Requirements
Reproduce all of the data word for word.

-- -- --

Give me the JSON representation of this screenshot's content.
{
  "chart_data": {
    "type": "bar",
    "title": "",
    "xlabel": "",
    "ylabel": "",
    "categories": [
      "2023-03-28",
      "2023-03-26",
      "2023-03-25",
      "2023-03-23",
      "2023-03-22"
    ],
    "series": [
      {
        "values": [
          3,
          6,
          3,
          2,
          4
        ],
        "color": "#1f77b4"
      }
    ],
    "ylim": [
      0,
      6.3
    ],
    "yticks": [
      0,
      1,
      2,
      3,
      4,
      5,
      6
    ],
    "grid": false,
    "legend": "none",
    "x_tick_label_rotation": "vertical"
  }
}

-- -- --

Answer in full
Give me the JSON representation of this screenshot's content.
{
  "chart_data": {
    "type": "bar",
    "title": "",
    "xlabel": "",
    "ylabel": "",
    "categories": [
      "2023-03-28",
      "2023-03-26",
      "2023-03-25",
      "2023-03-23",
      "2023-03-22"
    ],
    "series": [
      {
        "values": [
          3,
          6,
          3,
          2,
          4
        ],
        "color": "#1f77b4"
      }
    ],
    "ylim": [
      0,
      6.3
    ],
    "yticks": [
      0,
      1,
      2,
      3,
      4,
      5,
      6
    ],
    "grid": false,
    "legend": "none",
    "x_tick_label_rotation": "vertical"
  }
}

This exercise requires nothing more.